**The task**.
Show every line where "three" occurs.

**Records provided**.
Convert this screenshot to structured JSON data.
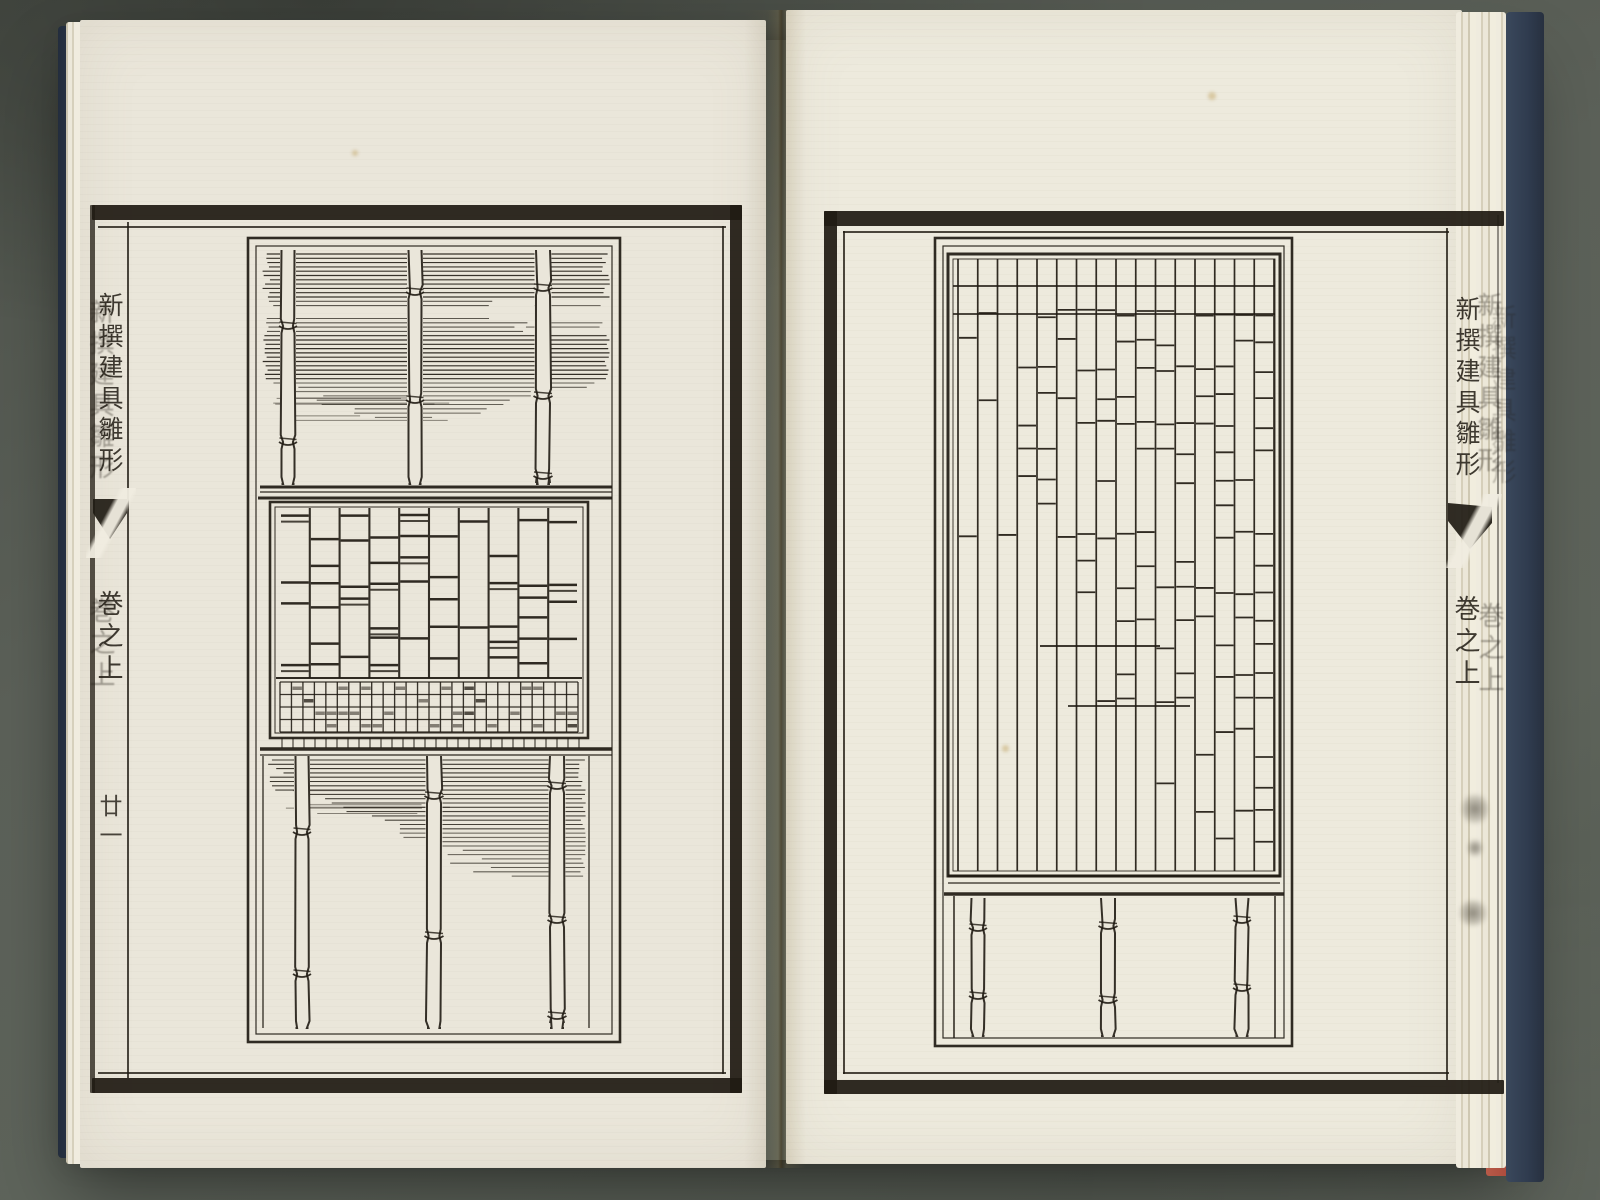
{
  "book": {
    "kind": "Edo-period woodblock-printed pattern book, open spread",
    "series_title": "新撰建具雛形",
    "volume_label": "巻之上",
    "left_page": {
      "folio_label": "廿一"
    },
    "colors": {
      "background": "#5c6159",
      "paper": "#eae6da",
      "paper2": "#edeadd",
      "ink": "#201b13",
      "cover_navy": "#2f3b4e",
      "cover_red": "#a8473a"
    }
  },
  "artwork": {
    "left_plate": {
      "description": "Bamboo screen design: hatched reed band with three bamboo posts above an irregular kumiko lattice panel with a fine square-grid base, and a lower hatched band with three bamboo posts",
      "top_bamboo_posts": 3,
      "bottom_bamboo_posts": 3,
      "lattice_columns": 10,
      "lattice_rows": 8,
      "fine_grid_columns": 26,
      "fine_grid_rows": 4
    },
    "right_plate": {
      "description": "Tall irregular lattice (midare-goshi) panel, denser toward the top right, over a rail with three bamboo posts",
      "lattice_columns": 16,
      "lattice_rows": 21,
      "bamboo_posts": 3
    }
  }
}
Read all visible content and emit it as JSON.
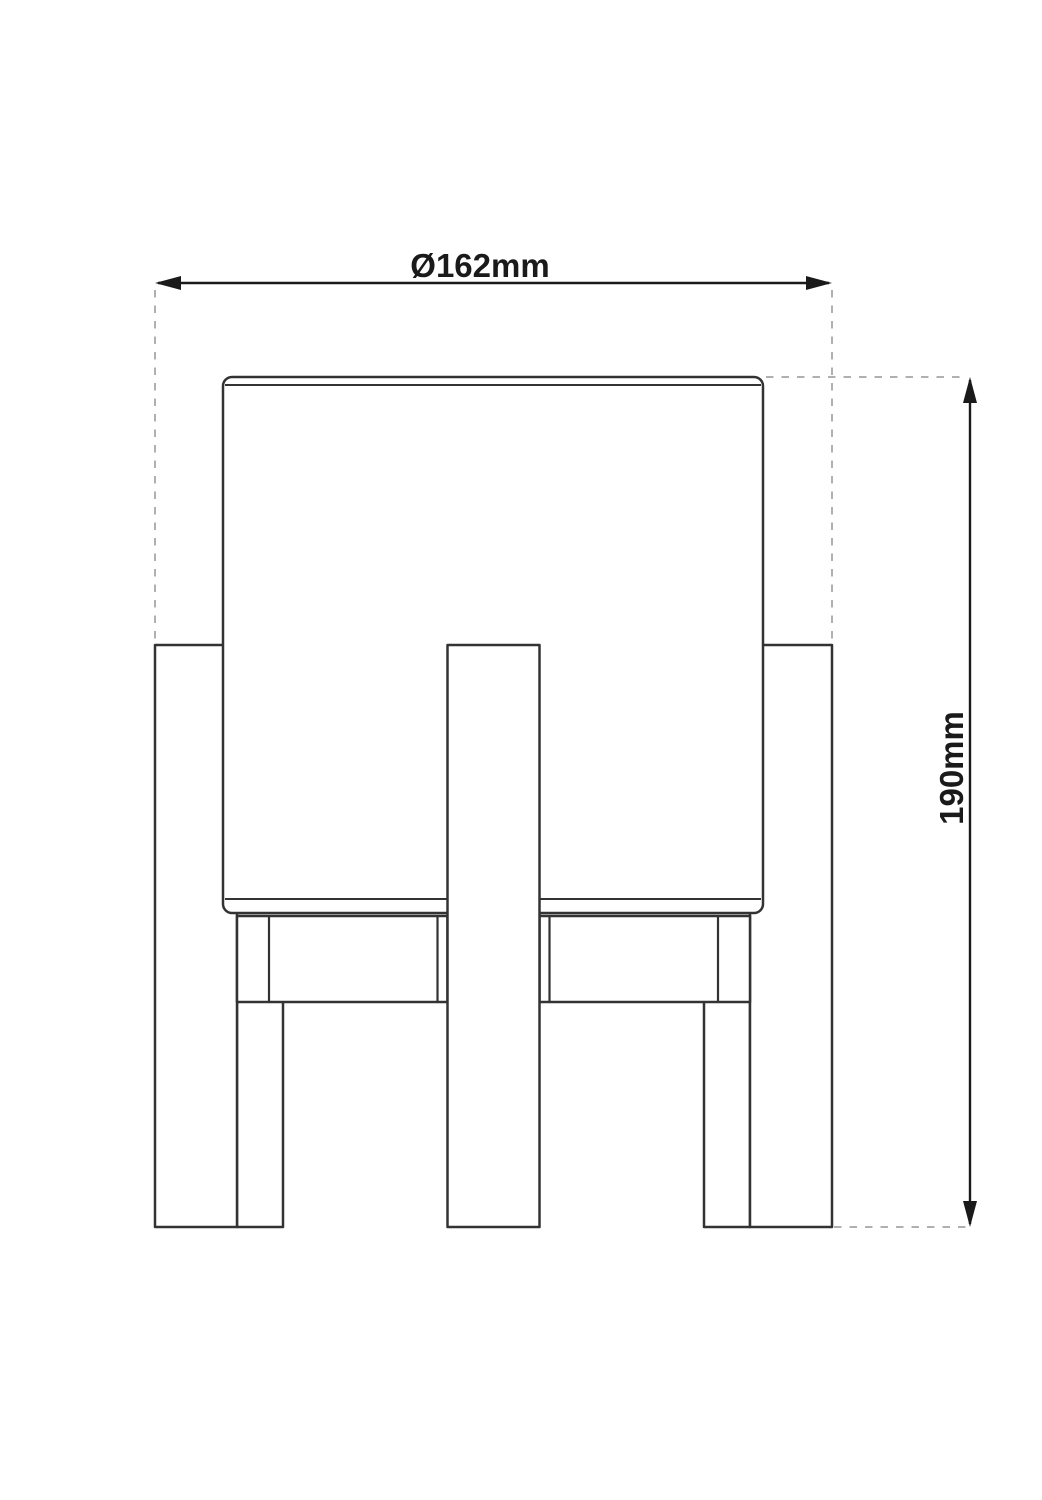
{
  "colors": {
    "background": "#ffffff",
    "object_line": "#333333",
    "dimension_line": "#1a1a1a",
    "extension_dash": "#b0b0b0",
    "text": "#1a1a1a"
  },
  "dimensions": {
    "diameter": {
      "label": "Ø162mm"
    },
    "height": {
      "label": "190mm"
    }
  }
}
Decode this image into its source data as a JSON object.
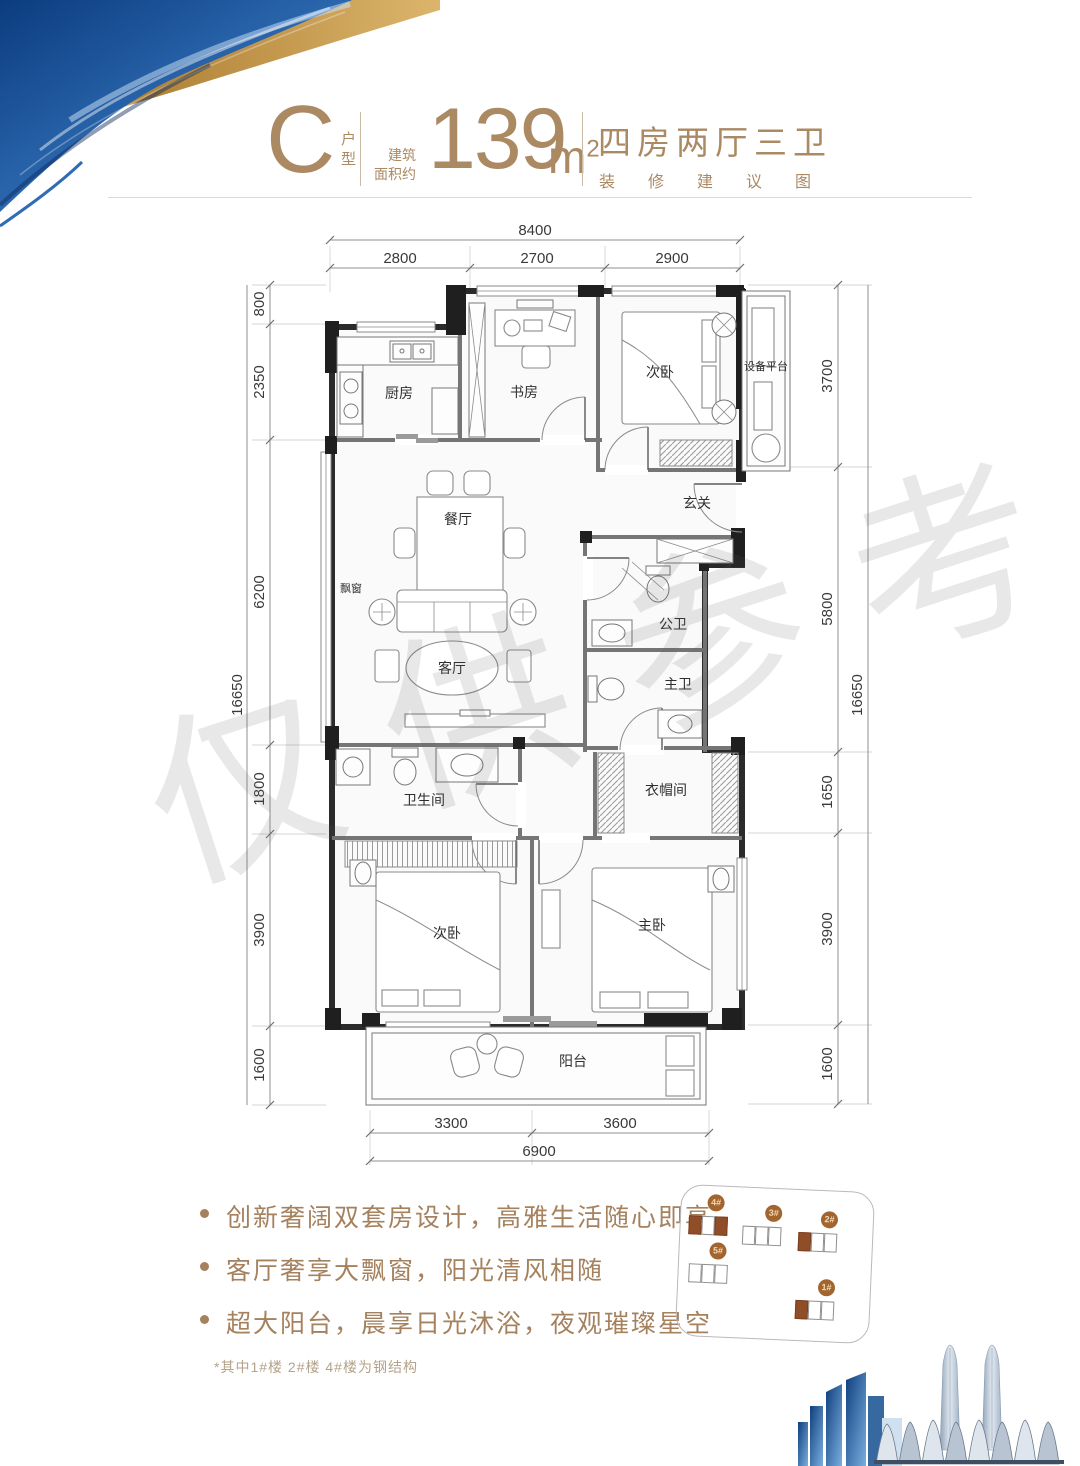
{
  "header": {
    "type_letter": "C",
    "type_char1": "户",
    "type_char2": "型",
    "area_label1": "建筑",
    "area_label2": "面积约",
    "area_value": "139",
    "area_unit": "m",
    "area_exp": "2",
    "rooms_title": "四房两厅三卫",
    "subtitle": "装修建议图"
  },
  "watermark": {
    "text": "仅供参考"
  },
  "plan": {
    "rooms": {
      "kitchen": "厨房",
      "study": "书房",
      "bedroom_top": "次卧",
      "equipment": "设备平台",
      "entry": "玄关",
      "dining": "餐厅",
      "bay_window": "飘窗",
      "living": "客厅",
      "guest_bath": "公卫",
      "master_bath": "主卫",
      "bathroom": "卫生间",
      "cloakroom": "衣帽间",
      "bedroom2": "次卧",
      "master_bedroom": "主卧",
      "balcony": "阳台"
    },
    "dims": {
      "top_total": "8400",
      "top": [
        "2800",
        "2700",
        "2900"
      ],
      "left_total": "16650",
      "left": [
        "800",
        "2350",
        "6200",
        "1800",
        "3900",
        "1600"
      ],
      "right_total": "16650",
      "right": [
        "3700",
        "5800",
        "1650",
        "3900",
        "1600"
      ],
      "bottom_total": "6900",
      "bottom": [
        "3300",
        "3600"
      ]
    }
  },
  "features": {
    "bullets": [
      "创新奢阔双套房设计，高雅生活随心即享",
      "客厅奢享大飘窗，阳光清风相随",
      "超大阳台，晨享日光沐浴，夜观璀璨星空"
    ],
    "footnote": "*其中1#楼 2#楼 4#楼为钢结构"
  },
  "siteplan": {
    "buildings": [
      {
        "label": "4#"
      },
      {
        "label": "3#"
      },
      {
        "label": "2#"
      },
      {
        "label": "5#"
      },
      {
        "label": "1#"
      }
    ]
  },
  "colors": {
    "accent": "#ab8963",
    "brick": "#8f4e28",
    "badge": "#a2652f"
  }
}
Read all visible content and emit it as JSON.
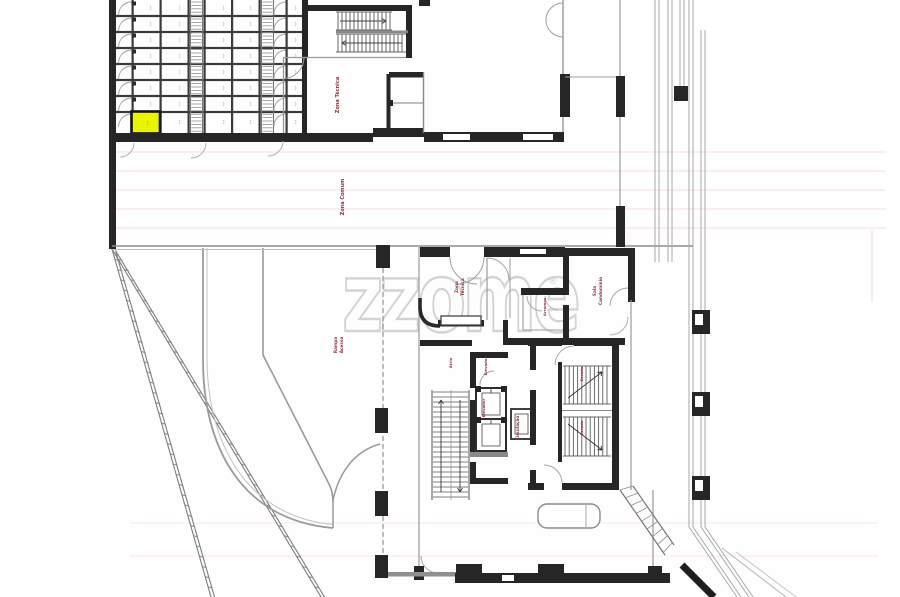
{
  "document": {
    "kind": "scanned architectural basement floor plan",
    "title": "floor-plan-scan"
  },
  "watermark": {
    "text": "zzome",
    "registered": "®",
    "color": "#d3d3d3"
  },
  "colors": {
    "wall": "#262626",
    "wall_dark": "#3a3a3a",
    "gray": "#979797",
    "light": "#b8b8b8",
    "label": "#8b3444",
    "highlight": "#e9f400",
    "scanline": "#e3b6c8"
  },
  "highlighted_unit": {
    "description": "storage unit highlighted yellow",
    "color": "#e9f400"
  },
  "storage": {
    "rows": 8,
    "cell_mark": "···",
    "columns": [
      "A",
      "B",
      "C",
      "D",
      "E"
    ]
  },
  "labels": [
    {
      "id": "tech-room-upper",
      "text": "Zona Técnica",
      "x": 339,
      "y": 95,
      "size": 5
    },
    {
      "id": "common-zone",
      "text": "Zona Comum",
      "x": 344,
      "y": 197,
      "size": 5
    },
    {
      "id": "ramp-1",
      "text": "Rampa",
      "x": 337,
      "y": 345,
      "size": 4.2
    },
    {
      "id": "ramp-2",
      "text": "Acesso",
      "x": 343,
      "y": 345,
      "size": 4.2
    },
    {
      "id": "lower-tech-1",
      "text": "Zona",
      "x": 458,
      "y": 287,
      "size": 4.2
    },
    {
      "id": "lower-tech-2",
      "text": "Técnica",
      "x": 464,
      "y": 287,
      "size": 4.2
    },
    {
      "id": "condo-room-1",
      "text": "Sala",
      "x": 596,
      "y": 291,
      "size": 4.2
    },
    {
      "id": "condo-room-2",
      "text": "Condomínio",
      "x": 602,
      "y": 291,
      "size": 4.2
    },
    {
      "id": "small-storage",
      "text": "Arrumos",
      "x": 546,
      "y": 307,
      "size": 3.8
    },
    {
      "id": "circulation",
      "text": "Circulação",
      "x": 519,
      "y": 428,
      "size": 4.2
    },
    {
      "id": "elevator-top",
      "text": "Elevador",
      "x": 487,
      "y": 366,
      "size": 3.8
    },
    {
      "id": "elevator-side",
      "text": "Elevador",
      "x": 485,
      "y": 408,
      "size": 3.8
    },
    {
      "id": "stairs-upper",
      "text": "Escada",
      "x": 583,
      "y": 374,
      "size": 3.8
    },
    {
      "id": "stairs-lower",
      "text": "Escada",
      "x": 583,
      "y": 428,
      "size": 3.8
    },
    {
      "id": "atrium",
      "text": "Átrio",
      "x": 452,
      "y": 363,
      "size": 3.8
    }
  ]
}
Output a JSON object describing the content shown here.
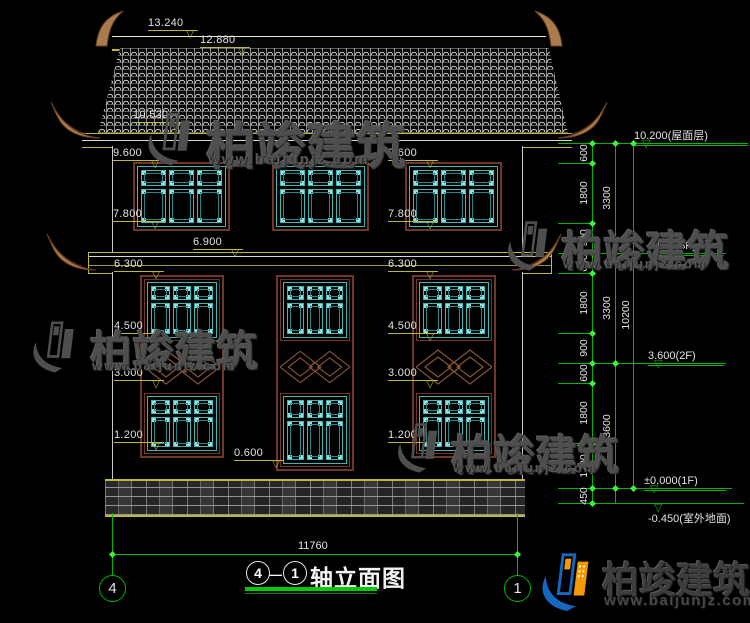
{
  "drawing": {
    "type": "elevation",
    "overall_width_dim": "11760",
    "sill_dim": "0.600"
  },
  "left_labels": [
    "13.240",
    "12.880",
    "10.530",
    "9.600",
    "7.800",
    "6.900",
    "6.300",
    "4.500",
    "3.000",
    "1.200",
    "0.600"
  ],
  "center_labels": [
    "9.600",
    "7.800",
    "6.300",
    "4.500",
    "3.000",
    "1.200"
  ],
  "right_dims": {
    "col1": [
      "600",
      "1800",
      "900",
      "600",
      "1800",
      "900",
      "600",
      "1800",
      "1200",
      "450"
    ],
    "col2": [
      "3300",
      "3300",
      "3600"
    ],
    "col3": [
      "10200"
    ]
  },
  "levels": [
    "10.200(屋面层)",
    "6.900(3F)",
    "3.600(2F)",
    "±0.000(1F)",
    "-0.450(室外地面)"
  ],
  "bottom": {
    "overall_dim": "11760",
    "grid_left": "4",
    "grid_right": "1",
    "title_axis_left": "4",
    "title_axis_right": "1",
    "title_separator": "—",
    "title_text": "轴立面图"
  },
  "watermark": {
    "brand": "柏竣建筑",
    "url": "www.baijunjz.com"
  },
  "footer": {
    "brand": "柏竣建筑",
    "url": "www.baijunjz.com"
  },
  "colors": {
    "background": "#000000",
    "line_white": "#e2e2e2",
    "dim_yellow": "#bdb836",
    "dim_green": "#00b600",
    "tick_green": "#3cf23c",
    "window_teal": "#41b6b6",
    "frame_brown": "#703728",
    "ornament_brown": "#8a5434",
    "eave_curl": "#a97c4e",
    "watermark_gray": "#4e4e4e",
    "logo_blue": "#1567c0",
    "logo_orange": "#f59a00",
    "title_underline": "#00cc00"
  }
}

**Task answer**.
      "description": "Bamboo screen design: hatched reed band with three bamboo posts above an irregular kumiko lattice panel with a fine square-grid base, and a lower hatched band with three bamboo posts",
      "description": "Tall irregular lattice (midare-goshi) panel, denser toward the top right, over a rail with three bamboo posts",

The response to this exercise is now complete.